## TASK
Transcribe each of these items word for word, one line apiece, with nothing altered.

Labeled region entries:
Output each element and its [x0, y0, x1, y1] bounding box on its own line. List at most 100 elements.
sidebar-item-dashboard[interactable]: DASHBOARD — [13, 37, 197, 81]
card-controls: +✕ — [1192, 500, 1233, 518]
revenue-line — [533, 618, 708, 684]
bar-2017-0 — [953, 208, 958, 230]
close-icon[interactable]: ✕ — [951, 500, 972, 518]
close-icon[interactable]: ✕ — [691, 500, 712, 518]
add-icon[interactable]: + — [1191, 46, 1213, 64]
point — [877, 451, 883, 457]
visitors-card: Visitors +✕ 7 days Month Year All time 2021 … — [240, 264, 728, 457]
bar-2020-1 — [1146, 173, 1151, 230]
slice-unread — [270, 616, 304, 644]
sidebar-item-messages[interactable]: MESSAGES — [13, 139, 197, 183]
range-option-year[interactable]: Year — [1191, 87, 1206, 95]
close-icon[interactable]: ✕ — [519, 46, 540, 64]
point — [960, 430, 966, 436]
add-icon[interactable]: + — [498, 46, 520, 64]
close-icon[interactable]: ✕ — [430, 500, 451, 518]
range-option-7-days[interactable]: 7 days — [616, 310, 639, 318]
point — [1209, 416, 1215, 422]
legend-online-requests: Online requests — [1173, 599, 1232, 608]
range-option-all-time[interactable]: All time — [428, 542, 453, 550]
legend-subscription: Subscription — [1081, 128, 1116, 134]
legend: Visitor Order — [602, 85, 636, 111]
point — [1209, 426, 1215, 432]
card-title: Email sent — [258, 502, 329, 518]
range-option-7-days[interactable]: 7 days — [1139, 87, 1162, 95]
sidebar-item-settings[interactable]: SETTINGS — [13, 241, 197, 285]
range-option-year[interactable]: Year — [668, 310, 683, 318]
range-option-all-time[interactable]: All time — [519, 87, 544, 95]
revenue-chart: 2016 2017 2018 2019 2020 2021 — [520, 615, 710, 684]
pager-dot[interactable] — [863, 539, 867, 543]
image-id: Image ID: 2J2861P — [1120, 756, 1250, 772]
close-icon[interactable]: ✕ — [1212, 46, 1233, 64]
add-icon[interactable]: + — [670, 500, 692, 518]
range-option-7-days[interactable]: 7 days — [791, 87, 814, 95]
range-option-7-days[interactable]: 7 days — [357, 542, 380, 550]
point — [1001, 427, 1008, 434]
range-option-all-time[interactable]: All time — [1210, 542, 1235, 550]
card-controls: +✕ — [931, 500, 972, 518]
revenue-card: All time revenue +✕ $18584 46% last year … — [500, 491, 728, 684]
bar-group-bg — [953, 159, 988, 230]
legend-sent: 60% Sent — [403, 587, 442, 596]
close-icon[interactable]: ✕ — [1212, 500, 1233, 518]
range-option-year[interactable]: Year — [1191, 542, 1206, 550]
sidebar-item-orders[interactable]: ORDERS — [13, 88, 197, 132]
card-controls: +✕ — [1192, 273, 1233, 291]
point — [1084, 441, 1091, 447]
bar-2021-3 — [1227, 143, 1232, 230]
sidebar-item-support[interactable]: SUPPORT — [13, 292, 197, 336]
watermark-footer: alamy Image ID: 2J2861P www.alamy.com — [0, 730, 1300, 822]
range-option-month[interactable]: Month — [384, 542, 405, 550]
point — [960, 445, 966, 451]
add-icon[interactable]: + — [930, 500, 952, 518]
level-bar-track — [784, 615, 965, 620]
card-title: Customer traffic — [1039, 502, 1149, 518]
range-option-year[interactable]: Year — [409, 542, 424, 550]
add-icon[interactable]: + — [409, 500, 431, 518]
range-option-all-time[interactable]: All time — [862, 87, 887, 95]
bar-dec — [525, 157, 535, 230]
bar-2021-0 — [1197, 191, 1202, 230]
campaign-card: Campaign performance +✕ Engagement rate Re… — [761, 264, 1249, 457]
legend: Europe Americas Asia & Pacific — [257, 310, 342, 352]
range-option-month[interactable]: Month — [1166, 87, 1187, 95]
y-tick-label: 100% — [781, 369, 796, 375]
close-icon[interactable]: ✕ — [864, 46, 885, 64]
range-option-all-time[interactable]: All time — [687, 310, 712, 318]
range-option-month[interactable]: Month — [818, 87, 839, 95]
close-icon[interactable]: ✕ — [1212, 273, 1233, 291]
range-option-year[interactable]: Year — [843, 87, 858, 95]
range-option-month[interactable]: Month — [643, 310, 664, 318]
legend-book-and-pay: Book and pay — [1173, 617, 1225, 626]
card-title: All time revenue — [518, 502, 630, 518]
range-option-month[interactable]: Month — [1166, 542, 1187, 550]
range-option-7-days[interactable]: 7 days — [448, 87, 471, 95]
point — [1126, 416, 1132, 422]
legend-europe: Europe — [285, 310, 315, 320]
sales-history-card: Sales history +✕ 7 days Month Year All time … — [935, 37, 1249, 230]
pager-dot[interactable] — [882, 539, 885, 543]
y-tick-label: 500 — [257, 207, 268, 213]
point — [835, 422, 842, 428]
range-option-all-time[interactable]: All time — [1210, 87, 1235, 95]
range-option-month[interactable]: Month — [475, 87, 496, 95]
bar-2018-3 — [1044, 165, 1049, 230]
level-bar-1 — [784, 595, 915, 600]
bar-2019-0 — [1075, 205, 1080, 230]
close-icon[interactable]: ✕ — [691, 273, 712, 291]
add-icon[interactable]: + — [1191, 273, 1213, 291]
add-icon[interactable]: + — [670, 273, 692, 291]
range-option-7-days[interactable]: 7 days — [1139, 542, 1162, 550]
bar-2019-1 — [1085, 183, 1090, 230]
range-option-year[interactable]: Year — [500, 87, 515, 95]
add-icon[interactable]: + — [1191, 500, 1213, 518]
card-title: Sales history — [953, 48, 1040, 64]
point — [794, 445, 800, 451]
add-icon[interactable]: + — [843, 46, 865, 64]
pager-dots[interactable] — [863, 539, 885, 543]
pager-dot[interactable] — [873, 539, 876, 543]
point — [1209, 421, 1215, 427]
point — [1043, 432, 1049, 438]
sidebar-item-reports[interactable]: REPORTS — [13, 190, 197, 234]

## PROBLEM SOLUTION
Output each element and its [x0, y0, x1, y1] bounding box on its own line. List at most 100 elements.
sidebar-item-dashboard[interactable]: DASHBOARD — [13, 37, 197, 81]
card-controls: +✕ — [1192, 500, 1233, 518]
revenue-line — [533, 618, 708, 684]
bar-2017-0 — [953, 208, 958, 230]
close-icon[interactable]: ✕ — [951, 500, 972, 518]
close-icon[interactable]: ✕ — [691, 500, 712, 518]
add-icon[interactable]: + — [1191, 46, 1213, 64]
point — [877, 451, 883, 457]
visitors-card: Visitors +✕ 7 days Month Year All time 2021 … — [240, 264, 728, 457]
bar-2020-1 — [1146, 173, 1151, 230]
slice-unread — [270, 616, 304, 644]
sidebar-item-messages[interactable]: MESSAGES — [13, 139, 197, 183]
range-option-year[interactable]: Year — [1191, 87, 1206, 95]
close-icon[interactable]: ✕ — [519, 46, 540, 64]
point — [960, 430, 966, 436]
add-icon[interactable]: + — [498, 46, 520, 64]
close-icon[interactable]: ✕ — [430, 500, 451, 518]
range-option-7-days[interactable]: 7 days — [616, 310, 639, 318]
point — [1209, 416, 1215, 422]
legend-online-requests: Online requests — [1173, 599, 1232, 608]
range-option-all-time[interactable]: All time — [428, 542, 453, 550]
legend-subscription: Subscription — [1081, 128, 1116, 134]
legend: Visitor Order — [602, 85, 636, 111]
point — [1209, 426, 1215, 432]
card-title: Email sent — [258, 502, 329, 518]
range-option-7-days[interactable]: 7 days — [1139, 87, 1162, 95]
sidebar-item-settings[interactable]: SETTINGS — [13, 241, 197, 285]
range-option-year[interactable]: Year — [668, 310, 683, 318]
range-option-all-time[interactable]: All time — [519, 87, 544, 95]
revenue-chart: 2016 2017 2018 2019 2020 2021 — [520, 615, 710, 684]
pager-dot[interactable] — [863, 539, 867, 543]
image-id: Image ID: 2J2861P — [1120, 756, 1250, 772]
close-icon[interactable]: ✕ — [1212, 46, 1233, 64]
add-icon[interactable]: + — [670, 500, 692, 518]
range-option-7-days[interactable]: 7 days — [791, 87, 814, 95]
range-option-7-days[interactable]: 7 days — [357, 542, 380, 550]
point — [1001, 427, 1008, 434]
range-option-all-time[interactable]: All time — [1210, 542, 1235, 550]
card-controls: +✕ — [931, 500, 972, 518]
revenue-card: All time revenue +✕ $18584 46% last year … — [500, 491, 728, 684]
bar-group-bg — [953, 159, 988, 230]
legend-sent: 60% Sent — [403, 587, 442, 596]
close-icon[interactable]: ✕ — [1212, 500, 1233, 518]
range-option-year[interactable]: Year — [1191, 542, 1206, 550]
sidebar-item-orders[interactable]: ORDERS — [13, 88, 197, 132]
card-controls: +✕ — [1192, 273, 1233, 291]
point — [1084, 441, 1091, 447]
bar-2021-3 — [1227, 143, 1232, 230]
sidebar-item-support[interactable]: SUPPORT — [13, 292, 197, 336]
watermark-footer: alamy Image ID: 2J2861P www.alamy.com — [0, 730, 1300, 822]
range-option-month[interactable]: Month — [384, 542, 405, 550]
point — [960, 445, 966, 451]
add-icon[interactable]: + — [930, 500, 952, 518]
level-bar-track — [784, 615, 965, 620]
card-title: Customer traffic — [1039, 502, 1149, 518]
range-option-year[interactable]: Year — [409, 542, 424, 550]
add-icon[interactable]: + — [409, 500, 431, 518]
range-option-all-time[interactable]: All time — [862, 87, 887, 95]
bar-dec — [525, 157, 535, 230]
bar-2021-0 — [1197, 191, 1202, 230]
campaign-card: Campaign performance +✕ Engagement rate Re… — [761, 264, 1249, 457]
legend: Europe Americas Asia & Pacific — [257, 310, 342, 352]
range-option-month[interactable]: Month — [1166, 87, 1187, 95]
y-tick-label: 100% — [781, 369, 796, 375]
close-icon[interactable]: ✕ — [864, 46, 885, 64]
range-option-all-time[interactable]: All time — [687, 310, 712, 318]
range-option-month[interactable]: Month — [818, 87, 839, 95]
close-icon[interactable]: ✕ — [1212, 273, 1233, 291]
range-option-year[interactable]: Year — [843, 87, 858, 95]
range-option-month[interactable]: Month — [643, 310, 664, 318]
legend-book-and-pay: Book and pay — [1173, 617, 1225, 626]
card-title: All time revenue — [518, 502, 630, 518]
range-option-month[interactable]: Month — [1166, 542, 1187, 550]
range-option-7-days[interactable]: 7 days — [448, 87, 471, 95]
point — [1126, 416, 1132, 422]
legend-europe: Europe — [285, 310, 315, 320]
sales-history-card: Sales history +✕ 7 days Month Year All time … — [935, 37, 1249, 230]
pager-dot[interactable] — [882, 539, 885, 543]
y-tick-label: 500 — [257, 207, 268, 213]
point — [835, 422, 842, 428]
range-option-all-time[interactable]: All time — [1210, 87, 1235, 95]
range-option-month[interactable]: Month — [475, 87, 496, 95]
bar-2018-3 — [1044, 165, 1049, 230]
level-bar-1 — [784, 595, 915, 600]
bar-2019-0 — [1075, 205, 1080, 230]
close-icon[interactable]: ✕ — [691, 273, 712, 291]
add-icon[interactable]: + — [1191, 273, 1213, 291]
add-icon[interactable]: + — [670, 273, 692, 291]
range-option-7-days[interactable]: 7 days — [1139, 542, 1162, 550]
bar-2019-1 — [1085, 183, 1090, 230]
range-option-year[interactable]: Year — [500, 87, 515, 95]
add-icon[interactable]: + — [1191, 500, 1213, 518]
card-title: Sales history — [953, 48, 1040, 64]
point — [794, 445, 800, 451]
add-icon[interactable]: + — [843, 46, 865, 64]
pager-dots[interactable] — [863, 539, 885, 543]
pager-dot[interactable] — [873, 539, 876, 543]
point — [1209, 421, 1215, 427]
point — [1043, 432, 1049, 438]
sidebar-item-reports[interactable]: REPORTS — [13, 190, 197, 234]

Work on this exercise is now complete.